Doing Business in Brazil

32.4. Consumidor

04/07/23

32.4.1. Introdução

O Estado Brasileiro reconheceu a necessidade de tutela legal do consumidor a partir da Constituição Federal de 1988, que, ao assegurar os direitos fundamentais, determinou que “o Estado promoverá, na forma da lei, a defesa do consumidor”, uma vez que se verificou que o consumidor, via de regra, se apresenta em condição de vulnerabilidade em relação ao fornecedor, devido, em grande parte, à dinâmica do mercado contemporâneo, caracterizado por um número crescente de produtos e serviços que impõe celeridade nas contratações em massa, fundamentalmente, por meio de contratos de adesão.

Desta forma, foi criado o Código de Defesa do Consumidor a fim de conferir mecanismos aos consumidores que permitam reequilibrar a relação mantida com os fornecedores, sempre buscando conciliar o princípio dispositivo, que parte da premissa de que o Poder Judiciário (juízes) somente pode decidir de acordo com as leis positivadas no ordenamento jurídico brasileiro, e o equilíbrio das partes.

O que se buscou através da legislação protetiva do consumidor, baseada na teoria da qualidade, segundo a qual a lei impõe a toda a cadeia de fornecedores um dever de qualidade dos produtos que são colocados no mercado e dos serviços que são prestados1, é envidar todos os esforços no sentido de assegurar que os riscos existentes se mantenham num limite razoável, que não ameacem a segurança social. Esta, aliás, a função do direito, que não tendo força suficiente para eliminar inteiramente os riscos, procura controlá-los, dentro de uma margem que considera razoável para a sobrevivência do corpo social. 

Pensando nisso, o legislador elencou uma série de situações que, por causarem prejuízos ao consumidor, devem ser indenizadas pelo fornecedor, normalmente em pecúnia – a chamada responsabilização civil.

32.4.2. Responsabilidade Objetiva dos Fornecedores como Regra do Código de Defesa do Consumidor

Nesse ponto, importante fazer uma breve, porém importante ressalva, de uma das principais diferenças existentes entre a responsabilidade civil prevista no Código Civil, e na prevista no Código de Defesa do Consumidor. Quanto ao segundo ordenamento legal – objeto deste artigo – a responsabilidade do fornecedor será, sempre, objetiva, isto é, independe da comprovação de culpa do agente causador do dano.

# EXERCÍCIO ESCRITO 1
Devolva, sem nenhuma alteração, o trecho do texto sobre a defesa do consumidor que vai de "32.4.2. Responsabilidade Objetiva" até "causador do dano.".
# EXERCÍCIO ESCRITO 2
Escreva a parte seguinte do texto sobre a defesa do consumidor, começando logo depois da última frase apresentada.
O material não tem nenhum papel nesta atividade.

# TRECHOS DO MATERIAL
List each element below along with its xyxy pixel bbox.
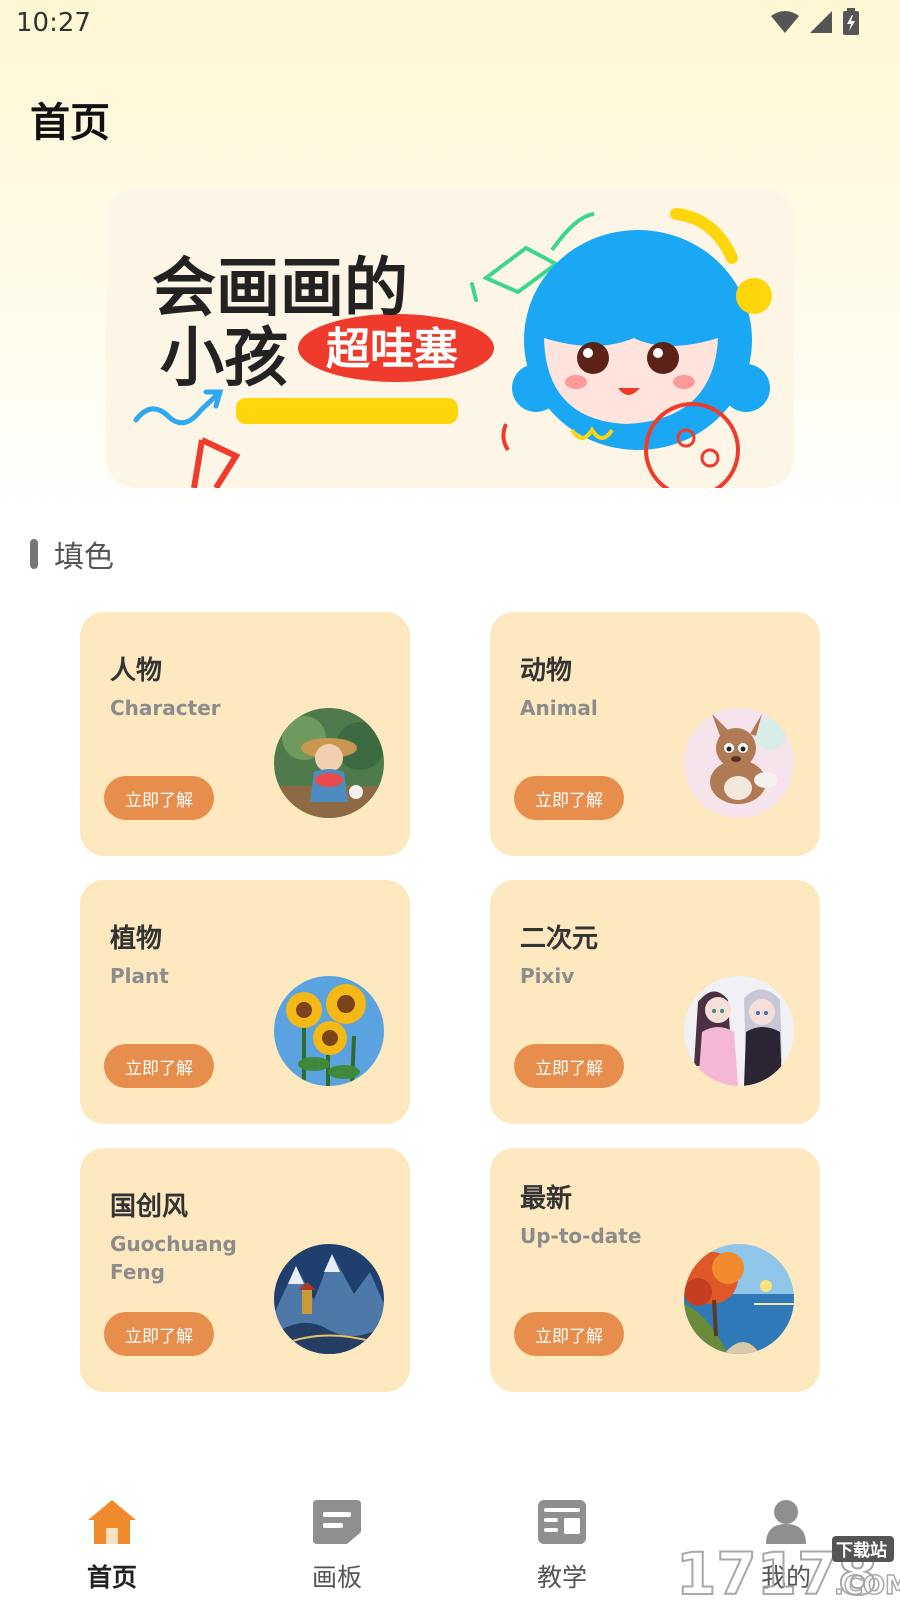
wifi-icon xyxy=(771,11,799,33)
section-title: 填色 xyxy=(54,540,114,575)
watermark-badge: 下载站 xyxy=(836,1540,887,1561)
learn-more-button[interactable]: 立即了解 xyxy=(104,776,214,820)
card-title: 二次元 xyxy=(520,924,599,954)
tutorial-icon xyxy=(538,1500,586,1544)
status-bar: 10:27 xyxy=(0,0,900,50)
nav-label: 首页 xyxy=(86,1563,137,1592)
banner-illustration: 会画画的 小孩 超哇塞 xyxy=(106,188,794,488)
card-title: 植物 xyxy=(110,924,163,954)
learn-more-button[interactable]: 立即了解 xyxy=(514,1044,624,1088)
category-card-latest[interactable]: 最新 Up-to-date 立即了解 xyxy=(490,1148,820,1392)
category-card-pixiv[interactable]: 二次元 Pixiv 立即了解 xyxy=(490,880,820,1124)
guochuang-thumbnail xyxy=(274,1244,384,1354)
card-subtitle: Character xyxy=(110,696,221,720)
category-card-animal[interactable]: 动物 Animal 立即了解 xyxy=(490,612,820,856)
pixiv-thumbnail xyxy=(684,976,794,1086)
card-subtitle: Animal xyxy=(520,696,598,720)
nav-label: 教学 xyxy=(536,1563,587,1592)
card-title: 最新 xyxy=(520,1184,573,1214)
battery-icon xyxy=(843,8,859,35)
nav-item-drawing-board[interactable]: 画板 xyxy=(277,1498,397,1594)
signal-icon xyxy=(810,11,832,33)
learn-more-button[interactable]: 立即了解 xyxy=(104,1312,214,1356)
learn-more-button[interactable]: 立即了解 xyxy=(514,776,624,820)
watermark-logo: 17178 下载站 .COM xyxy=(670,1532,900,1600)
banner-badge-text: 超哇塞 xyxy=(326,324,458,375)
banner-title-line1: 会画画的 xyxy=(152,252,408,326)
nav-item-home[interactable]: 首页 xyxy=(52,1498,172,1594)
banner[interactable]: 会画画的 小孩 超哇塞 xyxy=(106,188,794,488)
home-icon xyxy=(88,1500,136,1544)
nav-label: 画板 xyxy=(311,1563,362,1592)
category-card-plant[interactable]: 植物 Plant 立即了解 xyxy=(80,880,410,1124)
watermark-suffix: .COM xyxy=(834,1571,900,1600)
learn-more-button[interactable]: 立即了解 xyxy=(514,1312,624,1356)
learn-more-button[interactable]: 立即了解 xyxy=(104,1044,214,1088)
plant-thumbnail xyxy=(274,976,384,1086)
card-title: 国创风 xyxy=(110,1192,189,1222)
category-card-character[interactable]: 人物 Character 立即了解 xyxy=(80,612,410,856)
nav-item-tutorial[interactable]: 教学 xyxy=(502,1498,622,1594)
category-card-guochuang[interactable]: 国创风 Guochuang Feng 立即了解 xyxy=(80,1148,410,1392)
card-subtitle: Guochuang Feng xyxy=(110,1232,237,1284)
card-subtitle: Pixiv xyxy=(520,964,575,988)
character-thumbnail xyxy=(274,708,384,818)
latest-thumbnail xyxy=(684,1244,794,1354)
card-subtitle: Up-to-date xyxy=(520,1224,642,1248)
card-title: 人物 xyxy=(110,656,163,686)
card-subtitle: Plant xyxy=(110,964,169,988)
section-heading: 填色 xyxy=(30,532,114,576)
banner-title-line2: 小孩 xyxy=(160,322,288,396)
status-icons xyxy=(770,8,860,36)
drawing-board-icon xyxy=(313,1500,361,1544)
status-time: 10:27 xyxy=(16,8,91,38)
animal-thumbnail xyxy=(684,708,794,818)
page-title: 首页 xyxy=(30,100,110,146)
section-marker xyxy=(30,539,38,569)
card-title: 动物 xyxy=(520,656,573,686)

# RESPOSTA ESCRITA 1
32.4.2. Responsabilidade Objetiva dos Fornecedores como Regra do Código de Defesa do Consumidor

Nesse ponto, importante fazer uma breve, porém importante ressalva, de uma das principais diferenças existentes entre a responsabilidade civil prevista no Código Civil, e na prevista no Código de Defesa do Consumidor. Quanto ao segundo ordenamento legal – objeto deste artigo – a responsabilidade do fornecedor será, sempre, objetiva, isto é, independe da comprovação de culpa do agente causador do dano.

# RESPOSTA ESCRITA 2
Um dos fundamentos para a adoção da responsabilidade objetiva na legislação consumerista tem relação com a teoria do risco do empreendimento, que parte da premissa de que todo fornecedor é obrigado a reparar eventuais danos causados por bens ou serviços que venha a fornecer, uma vez que sua atividade está sujeita a criar riscos ao consumidor, sendo a sua obrigação fornecer, tão somente, produtos ou serviços de qualidade, a fim de garantir a saúde do consumidor, sob pena de ter que indenizar eventuais danos causados.

Dessa forma, o fornecedor deverá responder juridicamente por situações em que se configure uma das hipóteses de acidente de consumo, decorrente de algum tipo de defeito no produto ou prestação de serviços, visando, assim, reparar a ofensa à incolumidade física e psíquica do consumidor.


1A respeito do tema, a doutrina acrescenta que “o CDC impõe uma teoria da qualidade: os produtos e serviços colocados no mercado pelos fornecedores deverão ter uma ‘qualidade-segurança’ e uma ‘qualidade-adequação’”. (BENJAMIM, Antonio Herman V.; MARQUES, Claudia Lima; MIRAGEM, Bruno. Comentários ao Código de Defesa do Consumidor, 4. ed. rev., atual. e ampl. – São Paulo: Editora Revista dos Tribunais, 2013.)

 

32.4.3. Excludentes de Responsabilidade do Fornecedor e Responsabilidade Subjetiva do Profissional Liberal.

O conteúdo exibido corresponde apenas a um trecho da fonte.